■ **Do this**
Type out the records that follow, exactly as given.

■ **Dataset records**
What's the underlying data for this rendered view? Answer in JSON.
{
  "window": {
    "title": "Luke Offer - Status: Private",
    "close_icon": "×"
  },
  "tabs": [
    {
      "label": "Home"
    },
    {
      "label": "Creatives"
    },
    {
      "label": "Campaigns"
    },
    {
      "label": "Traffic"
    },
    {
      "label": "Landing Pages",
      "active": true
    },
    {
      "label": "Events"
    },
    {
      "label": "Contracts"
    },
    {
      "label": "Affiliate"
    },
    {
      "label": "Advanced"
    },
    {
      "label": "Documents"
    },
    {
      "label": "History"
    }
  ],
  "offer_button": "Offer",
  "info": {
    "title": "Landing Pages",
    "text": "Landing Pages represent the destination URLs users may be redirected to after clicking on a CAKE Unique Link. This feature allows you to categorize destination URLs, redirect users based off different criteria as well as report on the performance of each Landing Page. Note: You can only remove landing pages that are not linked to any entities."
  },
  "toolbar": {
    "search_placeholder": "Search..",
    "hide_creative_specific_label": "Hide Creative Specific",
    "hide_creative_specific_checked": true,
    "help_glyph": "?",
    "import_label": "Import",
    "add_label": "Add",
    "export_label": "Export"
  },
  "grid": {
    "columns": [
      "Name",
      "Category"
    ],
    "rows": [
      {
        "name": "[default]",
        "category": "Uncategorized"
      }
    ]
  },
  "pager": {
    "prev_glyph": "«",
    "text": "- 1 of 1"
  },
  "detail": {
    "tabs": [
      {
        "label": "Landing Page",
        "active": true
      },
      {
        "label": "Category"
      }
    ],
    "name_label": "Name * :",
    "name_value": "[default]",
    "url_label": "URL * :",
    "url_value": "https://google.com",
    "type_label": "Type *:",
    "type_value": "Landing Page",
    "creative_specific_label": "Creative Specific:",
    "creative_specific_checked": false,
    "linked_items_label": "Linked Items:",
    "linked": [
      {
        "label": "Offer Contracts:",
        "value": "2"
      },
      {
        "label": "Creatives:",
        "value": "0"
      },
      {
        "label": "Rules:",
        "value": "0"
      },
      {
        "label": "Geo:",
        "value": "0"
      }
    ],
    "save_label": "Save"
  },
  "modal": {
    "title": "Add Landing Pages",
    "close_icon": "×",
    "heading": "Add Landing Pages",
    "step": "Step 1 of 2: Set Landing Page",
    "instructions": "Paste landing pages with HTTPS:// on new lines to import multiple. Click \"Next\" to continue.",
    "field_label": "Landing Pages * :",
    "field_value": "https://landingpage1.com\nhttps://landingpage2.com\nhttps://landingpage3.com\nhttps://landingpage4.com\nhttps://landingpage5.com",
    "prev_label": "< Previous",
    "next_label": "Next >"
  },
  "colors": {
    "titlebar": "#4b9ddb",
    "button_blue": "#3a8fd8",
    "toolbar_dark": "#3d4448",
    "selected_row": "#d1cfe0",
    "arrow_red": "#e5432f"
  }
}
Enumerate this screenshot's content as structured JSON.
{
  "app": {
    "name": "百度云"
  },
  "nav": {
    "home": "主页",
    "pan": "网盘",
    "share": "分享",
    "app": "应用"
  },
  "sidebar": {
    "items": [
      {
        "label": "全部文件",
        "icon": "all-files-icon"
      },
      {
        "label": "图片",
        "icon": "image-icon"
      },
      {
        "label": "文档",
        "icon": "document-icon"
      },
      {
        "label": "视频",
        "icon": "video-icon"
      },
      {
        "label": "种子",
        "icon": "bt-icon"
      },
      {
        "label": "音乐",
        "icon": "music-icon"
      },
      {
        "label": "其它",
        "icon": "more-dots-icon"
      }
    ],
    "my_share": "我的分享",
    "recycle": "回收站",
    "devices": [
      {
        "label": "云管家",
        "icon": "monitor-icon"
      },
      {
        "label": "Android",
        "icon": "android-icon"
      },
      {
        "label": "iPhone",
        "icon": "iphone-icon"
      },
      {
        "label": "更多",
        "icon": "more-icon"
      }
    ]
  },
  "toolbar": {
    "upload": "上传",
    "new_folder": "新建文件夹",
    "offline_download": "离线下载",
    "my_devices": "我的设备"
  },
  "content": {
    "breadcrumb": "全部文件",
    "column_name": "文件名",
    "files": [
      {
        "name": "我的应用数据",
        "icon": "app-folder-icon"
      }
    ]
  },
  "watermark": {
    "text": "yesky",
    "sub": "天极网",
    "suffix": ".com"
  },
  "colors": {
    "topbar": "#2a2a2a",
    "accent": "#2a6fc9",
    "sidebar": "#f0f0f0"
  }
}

■ **Task output**
What's the underlying data for this rendered view? Answer in JSON.
{
  "window": {
    "title": "Luke Offer - Status: Private",
    "close_icon": "×"
  },
  "tabs": [
    {
      "label": "Home"
    },
    {
      "label": "Creatives"
    },
    {
      "label": "Campaigns"
    },
    {
      "label": "Traffic"
    },
    {
      "label": "Landing Pages",
      "active": true
    },
    {
      "label": "Events"
    },
    {
      "label": "Contracts"
    },
    {
      "label": "Affiliate"
    },
    {
      "label": "Advanced"
    },
    {
      "label": "Documents"
    },
    {
      "label": "History"
    }
  ],
  "offer_button": "Offer",
  "info": {
    "title": "Landing Pages",
    "text": "Landing Pages represent the destination URLs users may be redirected to after clicking on a CAKE Unique Link. This feature allows you to categorize destination URLs, redirect users based off different criteria as well as report on the performance of each Landing Page. Note: You can only remove landing pages that are not linked to any entities."
  },
  "toolbar": {
    "search_placeholder": "Search..",
    "hide_creative_specific_label": "Hide Creative Specific",
    "hide_creative_specific_checked": true,
    "help_glyph": "?",
    "import_label": "Import",
    "add_label": "Add",
    "export_label": "Export"
  },
  "grid": {
    "columns": [
      "Name",
      "Category"
    ],
    "rows": [
      {
        "name": "[default]",
        "category": "Uncategorized"
      }
    ]
  },
  "pager": {
    "prev_glyph": "«",
    "text": "- 1 of 1"
  },
  "detail": {
    "tabs": [
      {
        "label": "Landing Page",
        "active": true
      },
      {
        "label": "Category"
      }
    ],
    "name_label": "Name * :",
    "name_value": "[default]",
    "url_label": "URL * :",
    "url_value": "https://google.com",
    "type_label": "Type *:",
    "type_value": "Landing Page",
    "creative_specific_label": "Creative Specific:",
    "creative_specific_checked": false,
    "linked_items_label": "Linked Items:",
    "linked": [
      {
        "label": "Offer Contracts:",
        "value": "2"
      },
      {
        "label": "Creatives:",
        "value": "0"
      },
      {
        "label": "Rules:",
        "value": "0"
      },
      {
        "label": "Geo:",
        "value": "0"
      }
    ],
    "save_label": "Save"
  },
  "modal": {
    "title": "Add Landing Pages",
    "close_icon": "×",
    "heading": "Add Landing Pages",
    "step": "Step 1 of 2: Set Landing Page",
    "instructions": "Paste landing pages with HTTPS:// on new lines to import multiple. Click \"Next\" to continue.",
    "field_label": "Landing Pages * :",
    "field_value": "https://landingpage1.com\nhttps://landingpage2.com\nhttps://landingpage3.com\nhttps://landingpage4.com\nhttps://landingpage5.com",
    "prev_label": "< Previous",
    "next_label": "Next >"
  },
  "colors": {
    "titlebar": "#4b9ddb",
    "button_blue": "#3a8fd8",
    "toolbar_dark": "#3d4448",
    "selected_row": "#d1cfe0",
    "arrow_red": "#e5432f"
  }
}
Enumerate this screenshot's content as structured JSON.
{
  "app": {
    "name": "百度云"
  },
  "nav": {
    "home": "主页",
    "pan": "网盘",
    "share": "分享",
    "app": "应用"
  },
  "sidebar": {
    "items": [
      {
        "label": "全部文件",
        "icon": "all-files-icon"
      },
      {
        "label": "图片",
        "icon": "image-icon"
      },
      {
        "label": "文档",
        "icon": "document-icon"
      },
      {
        "label": "视频",
        "icon": "video-icon"
      },
      {
        "label": "种子",
        "icon": "bt-icon"
      },
      {
        "label": "音乐",
        "icon": "music-icon"
      },
      {
        "label": "其它",
        "icon": "more-dots-icon"
      }
    ],
    "my_share": "我的分享",
    "recycle": "回收站",
    "devices": [
      {
        "label": "云管家",
        "icon": "monitor-icon"
      },
      {
        "label": "Android",
        "icon": "android-icon"
      },
      {
        "label": "iPhone",
        "icon": "iphone-icon"
      },
      {
        "label": "更多",
        "icon": "more-icon"
      }
    ]
  },
  "toolbar": {
    "upload": "上传",
    "new_folder": "新建文件夹",
    "offline_download": "离线下载",
    "my_devices": "我的设备"
  },
  "content": {
    "breadcrumb": "全部文件",
    "column_name": "文件名",
    "files": [
      {
        "name": "我的应用数据",
        "icon": "app-folder-icon"
      }
    ]
  },
  "watermark": {
    "text": "yesky",
    "sub": "天极网",
    "suffix": ".com"
  },
  "colors": {
    "topbar": "#2a2a2a",
    "accent": "#2a6fc9",
    "sidebar": "#f0f0f0"
  }
}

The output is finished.